--- Start ---

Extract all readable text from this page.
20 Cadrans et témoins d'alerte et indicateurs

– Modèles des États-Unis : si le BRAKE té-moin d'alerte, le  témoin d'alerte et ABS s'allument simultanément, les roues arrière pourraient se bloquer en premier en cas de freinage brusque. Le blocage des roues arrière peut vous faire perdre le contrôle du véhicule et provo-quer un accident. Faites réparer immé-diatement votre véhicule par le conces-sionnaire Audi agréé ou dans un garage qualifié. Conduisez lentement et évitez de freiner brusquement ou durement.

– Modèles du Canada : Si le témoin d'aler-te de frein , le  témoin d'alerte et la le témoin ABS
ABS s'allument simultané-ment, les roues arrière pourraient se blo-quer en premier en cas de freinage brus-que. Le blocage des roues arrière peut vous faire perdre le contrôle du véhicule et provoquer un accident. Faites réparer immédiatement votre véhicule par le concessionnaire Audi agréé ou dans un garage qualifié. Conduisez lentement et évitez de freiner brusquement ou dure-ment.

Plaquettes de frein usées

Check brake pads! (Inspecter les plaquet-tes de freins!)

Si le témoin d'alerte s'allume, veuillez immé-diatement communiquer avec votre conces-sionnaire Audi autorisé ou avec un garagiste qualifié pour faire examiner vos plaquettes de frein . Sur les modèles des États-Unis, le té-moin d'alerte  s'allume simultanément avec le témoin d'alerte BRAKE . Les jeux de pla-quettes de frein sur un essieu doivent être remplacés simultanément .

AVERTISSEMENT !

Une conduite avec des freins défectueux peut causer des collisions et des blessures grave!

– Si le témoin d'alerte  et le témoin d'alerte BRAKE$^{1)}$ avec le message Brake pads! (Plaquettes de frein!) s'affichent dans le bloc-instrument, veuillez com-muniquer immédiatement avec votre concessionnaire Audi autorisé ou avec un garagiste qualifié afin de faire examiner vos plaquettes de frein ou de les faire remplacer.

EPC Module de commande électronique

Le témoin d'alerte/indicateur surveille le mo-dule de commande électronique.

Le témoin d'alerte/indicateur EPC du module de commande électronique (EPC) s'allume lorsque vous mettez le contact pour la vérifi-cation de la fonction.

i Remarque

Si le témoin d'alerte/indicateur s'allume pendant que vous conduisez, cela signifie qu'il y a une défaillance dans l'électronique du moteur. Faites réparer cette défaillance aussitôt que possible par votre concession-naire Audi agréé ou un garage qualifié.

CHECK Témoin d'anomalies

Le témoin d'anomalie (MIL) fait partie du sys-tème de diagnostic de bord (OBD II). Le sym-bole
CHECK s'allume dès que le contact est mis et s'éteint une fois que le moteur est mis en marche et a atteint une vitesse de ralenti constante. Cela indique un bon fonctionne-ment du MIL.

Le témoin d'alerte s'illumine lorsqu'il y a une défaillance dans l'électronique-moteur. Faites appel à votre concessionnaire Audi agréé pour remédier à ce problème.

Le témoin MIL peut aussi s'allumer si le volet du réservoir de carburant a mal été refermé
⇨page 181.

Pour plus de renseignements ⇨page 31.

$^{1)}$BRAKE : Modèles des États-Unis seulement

--- End ---

• **To do**
Exactly reproduce all of the entries.

• **Answer below**
Extract all readable text from this page.
20 Cadrans et témoins d'alerte et indicateurs

– Modèles des États-Unis : si le BRAKE té-moin d'alerte, le  témoin d'alerte et ABS s'allument simultanément, les roues arrière pourraient se bloquer en premier en cas de freinage brusque. Le blocage des roues arrière peut vous faire perdre le contrôle du véhicule et provo-quer un accident. Faites réparer immé-diatement votre véhicule par le conces-sionnaire Audi agréé ou dans un garage qualifié. Conduisez lentement et évitez de freiner brusquement ou durement.

– Modèles du Canada : Si le témoin d'aler-te de frein , le  témoin d'alerte et la le témoin ABS
ABS s'allument simultané-ment, les roues arrière pourraient se blo-quer en premier en cas de freinage brus-que. Le blocage des roues arrière peut vous faire perdre le contrôle du véhicule et provoquer un accident. Faites réparer immédiatement votre véhicule par le concessionnaire Audi agréé ou dans un garage qualifié. Conduisez lentement et évitez de freiner brusquement ou dure-ment.

Plaquettes de frein usées

Check brake pads! (Inspecter les plaquet-tes de freins!)

Si le témoin d'alerte s'allume, veuillez immé-diatement communiquer avec votre conces-sionnaire Audi autorisé ou avec un garagiste qualifié pour faire examiner vos plaquettes de frein . Sur les modèles des États-Unis, le té-moin d'alerte  s'allume simultanément avec le témoin d'alerte BRAKE . Les jeux de pla-quettes de frein sur un essieu doivent être remplacés simultanément .

AVERTISSEMENT !

Une conduite avec des freins défectueux peut causer des collisions et des blessures grave!

– Si le témoin d'alerte  et le témoin d'alerte BRAKE$^{1)}$ avec le message Brake pads! (Plaquettes de frein!) s'affichent dans le bloc-instrument, veuillez com-muniquer immédiatement avec votre concessionnaire Audi autorisé ou avec un garagiste qualifié afin de faire examiner vos plaquettes de frein ou de les faire remplacer.

EPC Module de commande électronique

Le témoin d'alerte/indicateur surveille le mo-dule de commande électronique.

Le témoin d'alerte/indicateur EPC du module de commande électronique (EPC) s'allume lorsque vous mettez le contact pour la vérifi-cation de la fonction.

i Remarque

Si le témoin d'alerte/indicateur s'allume pendant que vous conduisez, cela signifie qu'il y a une défaillance dans l'électronique du moteur. Faites réparer cette défaillance aussitôt que possible par votre concession-naire Audi agréé ou un garage qualifié.

CHECK Témoin d'anomalies

Le témoin d'anomalie (MIL) fait partie du sys-tème de diagnostic de bord (OBD II). Le sym-bole
CHECK s'allume dès que le contact est mis et s'éteint une fois que le moteur est mis en marche et a atteint une vitesse de ralenti constante. Cela indique un bon fonctionne-ment du MIL.

Le témoin d'alerte s'illumine lorsqu'il y a une défaillance dans l'électronique-moteur. Faites appel à votre concessionnaire Audi agréé pour remédier à ce problème.

Le témoin MIL peut aussi s'allumer si le volet du réservoir de carburant a mal été refermé
⇨page 181.

Pour plus de renseignements ⇨page 31.

$^{1)}$BRAKE : Modèles des États-Unis seulement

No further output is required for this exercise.